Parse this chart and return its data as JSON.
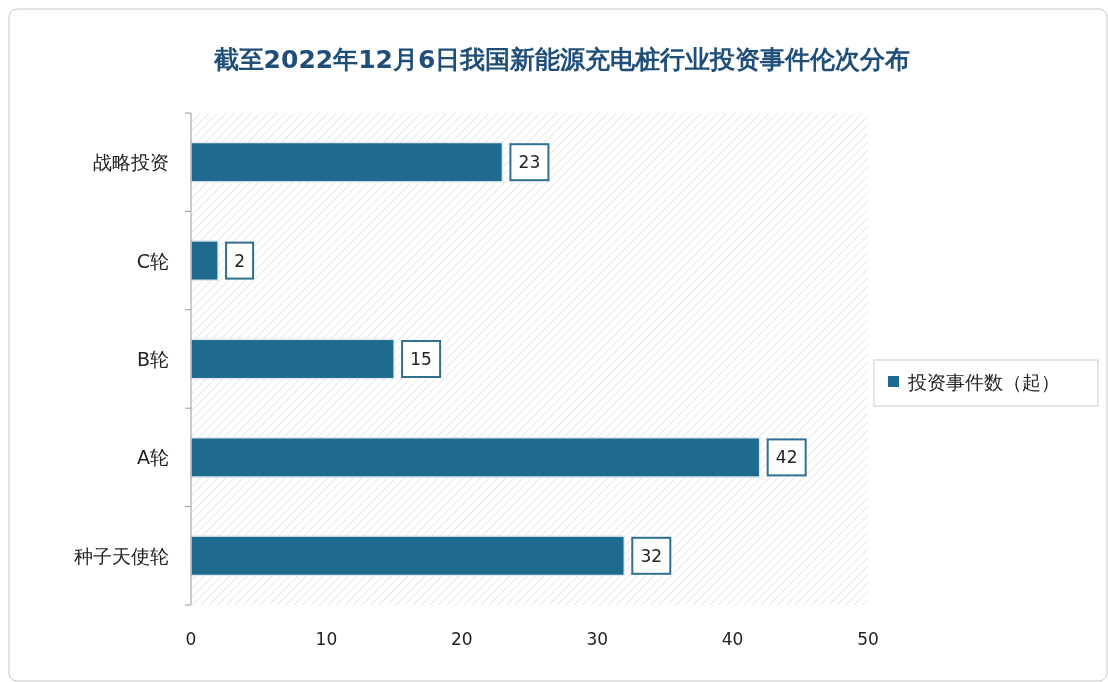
{
  "chart_data": {
    "type": "bar",
    "orientation": "horizontal",
    "title": "截至2022年12月6日我国新能源充电桩行业投资事件伦次分布",
    "categories": [
      "战略投资",
      "C轮",
      "B轮",
      "A轮",
      "种子天使轮"
    ],
    "series": [
      {
        "name": "投资事件数（起）",
        "color": "#1f6a8f",
        "values": [
          23,
          2,
          15,
          42,
          32
        ]
      }
    ],
    "xlim": [
      0,
      50
    ],
    "xticks": [
      0,
      10,
      20,
      30,
      40,
      50
    ],
    "data_labels": true,
    "legend": "right",
    "grid": false
  }
}
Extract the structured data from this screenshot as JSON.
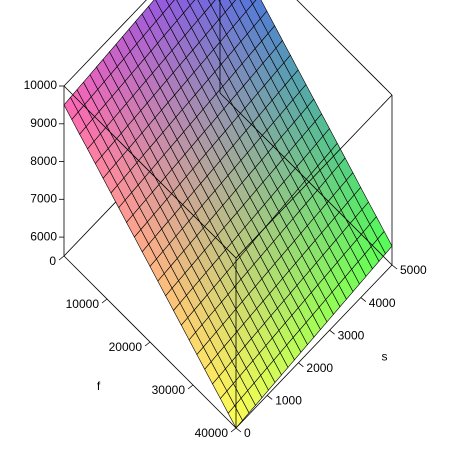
{
  "chart_data": {
    "type": "surface3d",
    "x_axis": {
      "label": "s",
      "range": [
        0,
        5000
      ],
      "ticks": [
        0,
        1000,
        2000,
        3000,
        4000,
        5000
      ]
    },
    "y_axis": {
      "label": "f",
      "range": [
        0,
        40000
      ],
      "ticks": [
        0,
        10000,
        20000,
        30000,
        40000
      ]
    },
    "z_axis": {
      "label": "",
      "range": [
        5500,
        10000
      ],
      "ticks": [
        6000,
        7000,
        8000,
        9000,
        10000
      ]
    },
    "surface": {
      "description_of_plane_values": "z at (s,f) corners",
      "corners": [
        {
          "s": 0,
          "f": 0,
          "z": 9500
        },
        {
          "s": 5000,
          "f": 0,
          "z": 10000
        },
        {
          "s": 0,
          "f": 40000,
          "z": 5500
        },
        {
          "s": 5000,
          "f": 40000,
          "z": 6000
        }
      ]
    },
    "grid": true,
    "box": true,
    "colors": {
      "corner_s0_f0": "#ff66b3",
      "corner_s5000_f0": "#5050ff",
      "corner_s0_f40000": "#ffff55",
      "corner_s5000_f40000": "#55ff55",
      "mesh_line": "#000000"
    }
  }
}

What the task asks: Check each line of the records above for "this", and copy those that have it.

The output:
Parse this chart and return its data as JSON.
Extract the structured data from this screenshot as JSON.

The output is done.